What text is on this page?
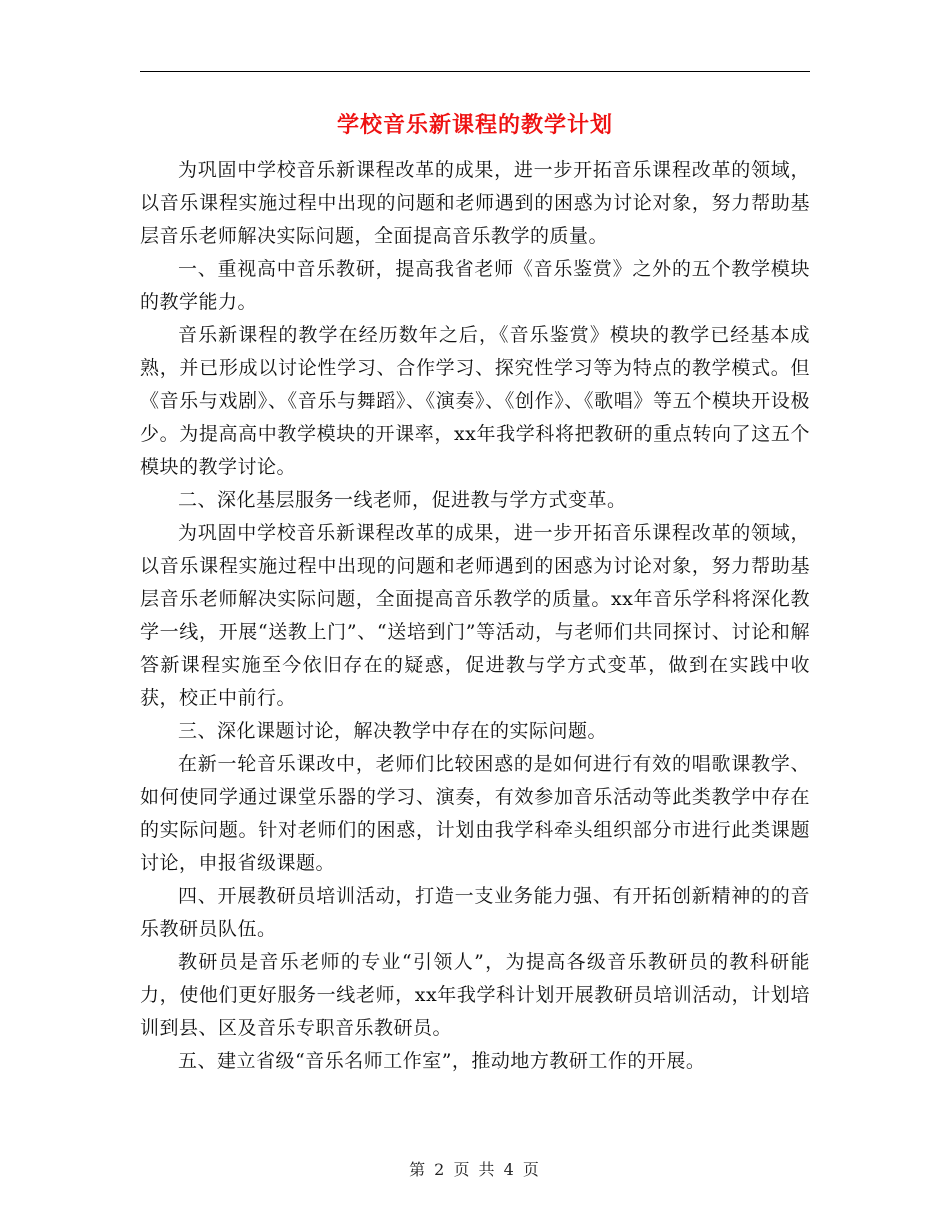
学校音乐新课程的教学计划

为巩固中学校音乐新课程改革的成果，进一步开拓音乐课程改革的领域，以音乐课程实施过程中出现的问题和老师遇到的困惑为讨论对象，努力帮助基层音乐老师解决实际问题，全面提高音乐教学的质量。

一、重视高中音乐教研，提高我省老师《音乐鉴赏》之外的五个教学模块的教学能力。

音乐新课程的教学在经历数年之后，《音乐鉴赏》模块的教学已经基本成熟，并已形成以讨论性学习、合作学习、探究性学习等为特点的教学模式。但《音乐与戏剧》、《音乐与舞蹈》、《演奏》、《创作》、《歌唱》等五个模块开设极少。为提高高中教学模块的开课率，xx年我学科将把教研的重点转向了这五个模块的教学讨论。

二、深化基层服务一线老师，促进教与学方式变革。

为巩固中学校音乐新课程改革的成果，进一步开拓音乐课程改革的领域，以音乐课程实施过程中出现的问题和老师遇到的困惑为讨论对象，努力帮助基层音乐老师解决实际问题，全面提高音乐教学的质量。xx年音乐学科将深化教学一线，开展“送教上门”、“送培到门”等活动，与老师们共同探讨、讨论和解答新课程实施至今依旧存在的疑惑，促进教与学方式变革，做到在实践中收获，校正中前行。

三、深化课题讨论，解决教学中存在的实际问题。

在新一轮音乐课改中，老师们比较困惑的是如何进行有效的唱歌课教学、如何使同学通过课堂乐器的学习、演奏，有效参加音乐活动等此类教学中存在的实际问题。针对老师们的困惑，计划由我学科牵头组织部分市进行此类课题讨论，申报省级课题。

四、开展教研员培训活动，打造一支业务能力强、有开拓创新精神的的音乐教研员队伍。

教研员是音乐老师的专业“引领人”，为提高各级音乐教研员的教科研能力，使他们更好服务一线老师，xx年我学科计划开展教研员培训活动，计划培训到县、区及音乐专职音乐教研员。

五、建立省级“音乐名师工作室”，推动地方教研工作的开展。

第 2 页 共 4 页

### [EXERCISE DETAILS]
Output the records above exactly as they are, leaving out the pictures.

### [FINISHED TASK]
What text is on this page?
学校音乐新课程的教学计划

为巩固中学校音乐新课程改革的成果，进一步开拓音乐课程改革的领域，以音乐课程实施过程中出现的问题和老师遇到的困惑为讨论对象，努力帮助基层音乐老师解决实际问题，全面提高音乐教学的质量。

一、重视高中音乐教研，提高我省老师《音乐鉴赏》之外的五个教学模块的教学能力。

音乐新课程的教学在经历数年之后，《音乐鉴赏》模块的教学已经基本成熟，并已形成以讨论性学习、合作学习、探究性学习等为特点的教学模式。但《音乐与戏剧》、《音乐与舞蹈》、《演奏》、《创作》、《歌唱》等五个模块开设极少。为提高高中教学模块的开课率，xx年我学科将把教研的重点转向了这五个模块的教学讨论。

二、深化基层服务一线老师，促进教与学方式变革。

为巩固中学校音乐新课程改革的成果，进一步开拓音乐课程改革的领域，以音乐课程实施过程中出现的问题和老师遇到的困惑为讨论对象，努力帮助基层音乐老师解决实际问题，全面提高音乐教学的质量。xx年音乐学科将深化教学一线，开展“送教上门”、“送培到门”等活动，与老师们共同探讨、讨论和解答新课程实施至今依旧存在的疑惑，促进教与学方式变革，做到在实践中收获，校正中前行。

三、深化课题讨论，解决教学中存在的实际问题。

在新一轮音乐课改中，老师们比较困惑的是如何进行有效的唱歌课教学、如何使同学通过课堂乐器的学习、演奏，有效参加音乐活动等此类教学中存在的实际问题。针对老师们的困惑，计划由我学科牵头组织部分市进行此类课题讨论，申报省级课题。

四、开展教研员培训活动，打造一支业务能力强、有开拓创新精神的的音乐教研员队伍。

教研员是音乐老师的专业“引领人”，为提高各级音乐教研员的教科研能力，使他们更好服务一线老师，xx年我学科计划开展教研员培训活动，计划培训到县、区及音乐专职音乐教研员。

五、建立省级“音乐名师工作室”，推动地方教研工作的开展。

第 2 页 共 4 页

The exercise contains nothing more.